- [Aim of the task]
Filter the entries, keeping every line with the word "wall".

- [Input rows]
____________

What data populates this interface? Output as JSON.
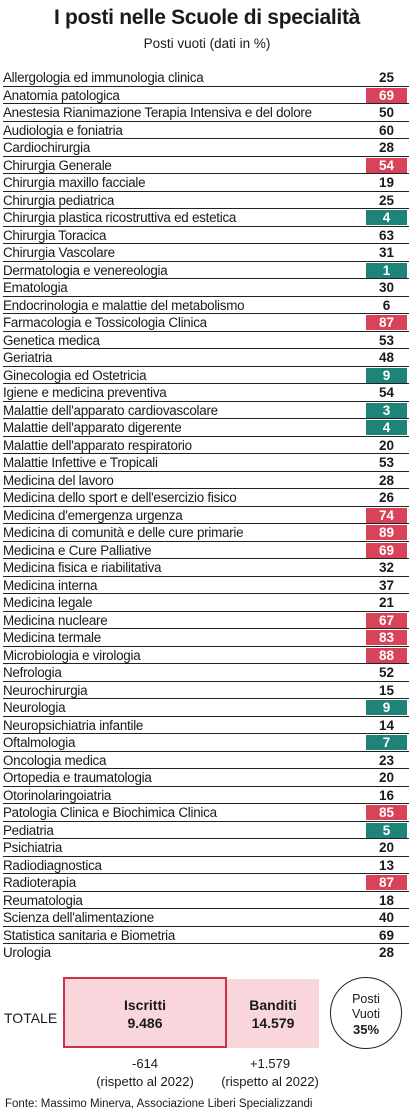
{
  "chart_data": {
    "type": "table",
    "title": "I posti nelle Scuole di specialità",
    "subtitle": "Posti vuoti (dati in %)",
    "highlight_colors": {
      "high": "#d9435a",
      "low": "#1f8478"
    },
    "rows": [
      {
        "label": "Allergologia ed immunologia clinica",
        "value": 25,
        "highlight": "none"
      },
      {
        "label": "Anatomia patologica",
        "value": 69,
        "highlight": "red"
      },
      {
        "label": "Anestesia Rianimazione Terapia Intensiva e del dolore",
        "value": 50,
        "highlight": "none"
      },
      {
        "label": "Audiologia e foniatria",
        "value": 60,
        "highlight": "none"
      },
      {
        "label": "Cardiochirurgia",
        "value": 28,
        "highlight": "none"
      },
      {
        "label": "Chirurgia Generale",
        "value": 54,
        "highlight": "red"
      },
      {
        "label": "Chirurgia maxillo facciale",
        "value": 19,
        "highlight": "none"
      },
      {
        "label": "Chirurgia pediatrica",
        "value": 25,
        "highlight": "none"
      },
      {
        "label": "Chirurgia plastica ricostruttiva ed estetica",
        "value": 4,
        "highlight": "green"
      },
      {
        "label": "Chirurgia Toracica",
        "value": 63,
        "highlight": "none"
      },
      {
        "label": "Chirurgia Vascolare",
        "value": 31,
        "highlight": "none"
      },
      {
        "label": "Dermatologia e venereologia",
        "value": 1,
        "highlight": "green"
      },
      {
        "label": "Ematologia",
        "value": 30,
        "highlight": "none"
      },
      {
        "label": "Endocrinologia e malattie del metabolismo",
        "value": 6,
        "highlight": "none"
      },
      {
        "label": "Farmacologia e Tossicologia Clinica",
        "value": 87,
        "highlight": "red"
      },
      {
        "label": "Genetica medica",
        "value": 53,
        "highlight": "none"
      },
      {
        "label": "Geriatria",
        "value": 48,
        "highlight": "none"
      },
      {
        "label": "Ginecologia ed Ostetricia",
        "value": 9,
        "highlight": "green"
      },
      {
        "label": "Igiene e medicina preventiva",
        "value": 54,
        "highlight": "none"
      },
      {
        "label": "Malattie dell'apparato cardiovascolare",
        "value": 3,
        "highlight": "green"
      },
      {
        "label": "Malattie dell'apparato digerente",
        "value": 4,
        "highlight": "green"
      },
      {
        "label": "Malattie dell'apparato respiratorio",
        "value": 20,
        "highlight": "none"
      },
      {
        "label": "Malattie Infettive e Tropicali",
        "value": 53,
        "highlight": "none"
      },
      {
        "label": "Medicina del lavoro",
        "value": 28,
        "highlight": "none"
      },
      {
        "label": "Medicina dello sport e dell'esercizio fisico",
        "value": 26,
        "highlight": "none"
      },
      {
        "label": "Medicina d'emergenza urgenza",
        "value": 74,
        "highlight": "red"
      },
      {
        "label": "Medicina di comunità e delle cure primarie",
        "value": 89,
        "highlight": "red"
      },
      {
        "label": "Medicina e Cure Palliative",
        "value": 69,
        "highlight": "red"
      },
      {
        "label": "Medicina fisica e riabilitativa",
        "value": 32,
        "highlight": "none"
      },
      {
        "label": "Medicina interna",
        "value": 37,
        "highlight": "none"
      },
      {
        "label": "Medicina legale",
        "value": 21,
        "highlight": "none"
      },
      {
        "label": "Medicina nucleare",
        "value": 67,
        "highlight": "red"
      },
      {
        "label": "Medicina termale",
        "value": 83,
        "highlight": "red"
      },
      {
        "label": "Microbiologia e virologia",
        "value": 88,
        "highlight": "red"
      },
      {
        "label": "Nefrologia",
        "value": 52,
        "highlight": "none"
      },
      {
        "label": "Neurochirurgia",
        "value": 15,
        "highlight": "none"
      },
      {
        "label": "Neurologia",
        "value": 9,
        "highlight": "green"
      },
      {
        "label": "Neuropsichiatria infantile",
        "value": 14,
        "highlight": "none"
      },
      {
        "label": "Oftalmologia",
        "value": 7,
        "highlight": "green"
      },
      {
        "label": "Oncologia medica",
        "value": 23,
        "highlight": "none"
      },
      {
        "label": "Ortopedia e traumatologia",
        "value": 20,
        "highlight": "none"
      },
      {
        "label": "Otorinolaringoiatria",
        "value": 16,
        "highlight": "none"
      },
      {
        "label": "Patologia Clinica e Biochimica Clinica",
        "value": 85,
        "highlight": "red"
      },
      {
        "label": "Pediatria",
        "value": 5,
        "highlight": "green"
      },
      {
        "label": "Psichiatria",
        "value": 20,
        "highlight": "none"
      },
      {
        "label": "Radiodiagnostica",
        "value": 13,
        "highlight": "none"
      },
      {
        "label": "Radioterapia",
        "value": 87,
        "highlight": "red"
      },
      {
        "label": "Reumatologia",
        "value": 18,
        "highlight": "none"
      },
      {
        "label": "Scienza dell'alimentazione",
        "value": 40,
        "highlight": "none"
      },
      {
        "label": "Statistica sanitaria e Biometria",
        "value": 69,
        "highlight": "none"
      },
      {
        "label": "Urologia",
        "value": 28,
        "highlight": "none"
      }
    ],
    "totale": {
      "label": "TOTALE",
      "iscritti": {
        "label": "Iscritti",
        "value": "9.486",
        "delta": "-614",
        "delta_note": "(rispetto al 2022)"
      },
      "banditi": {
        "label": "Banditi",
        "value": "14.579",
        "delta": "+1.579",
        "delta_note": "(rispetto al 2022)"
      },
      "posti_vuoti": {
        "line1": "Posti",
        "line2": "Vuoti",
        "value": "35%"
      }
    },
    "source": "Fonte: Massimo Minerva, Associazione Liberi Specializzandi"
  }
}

____________

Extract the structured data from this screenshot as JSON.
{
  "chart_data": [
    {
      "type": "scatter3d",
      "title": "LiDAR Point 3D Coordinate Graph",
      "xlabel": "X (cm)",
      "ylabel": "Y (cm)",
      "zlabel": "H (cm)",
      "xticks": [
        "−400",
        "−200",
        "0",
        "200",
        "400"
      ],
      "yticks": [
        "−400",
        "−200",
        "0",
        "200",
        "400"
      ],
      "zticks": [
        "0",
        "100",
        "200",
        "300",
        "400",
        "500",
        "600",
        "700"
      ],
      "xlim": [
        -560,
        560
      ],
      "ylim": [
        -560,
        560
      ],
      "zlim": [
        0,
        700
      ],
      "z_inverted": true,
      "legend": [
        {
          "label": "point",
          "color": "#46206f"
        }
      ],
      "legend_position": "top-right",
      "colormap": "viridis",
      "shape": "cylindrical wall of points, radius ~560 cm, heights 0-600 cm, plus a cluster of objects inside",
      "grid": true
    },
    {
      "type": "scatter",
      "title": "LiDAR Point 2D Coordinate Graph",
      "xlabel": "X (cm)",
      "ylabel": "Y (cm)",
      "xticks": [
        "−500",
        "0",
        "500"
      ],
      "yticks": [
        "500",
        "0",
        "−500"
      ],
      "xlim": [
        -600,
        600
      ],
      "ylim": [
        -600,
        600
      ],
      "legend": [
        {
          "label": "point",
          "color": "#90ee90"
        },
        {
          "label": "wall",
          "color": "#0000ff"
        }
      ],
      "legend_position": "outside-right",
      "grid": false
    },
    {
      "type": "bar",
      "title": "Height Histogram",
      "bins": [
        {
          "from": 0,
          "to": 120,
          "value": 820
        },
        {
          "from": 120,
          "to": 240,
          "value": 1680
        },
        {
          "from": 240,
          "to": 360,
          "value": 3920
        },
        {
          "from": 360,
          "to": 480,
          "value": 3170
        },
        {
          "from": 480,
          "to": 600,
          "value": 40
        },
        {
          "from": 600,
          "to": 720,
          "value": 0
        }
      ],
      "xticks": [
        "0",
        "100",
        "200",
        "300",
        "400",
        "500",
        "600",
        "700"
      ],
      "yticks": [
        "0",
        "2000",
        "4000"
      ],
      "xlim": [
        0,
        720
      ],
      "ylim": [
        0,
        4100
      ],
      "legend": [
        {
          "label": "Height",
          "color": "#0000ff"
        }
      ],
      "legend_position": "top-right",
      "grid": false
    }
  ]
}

____________

- [Solution to this exercise]
      "shape": "cylindrical wall of points, radius ~560 cm, heights 0-600 cm, plus a cluster of objects inside",
          "label": "wall",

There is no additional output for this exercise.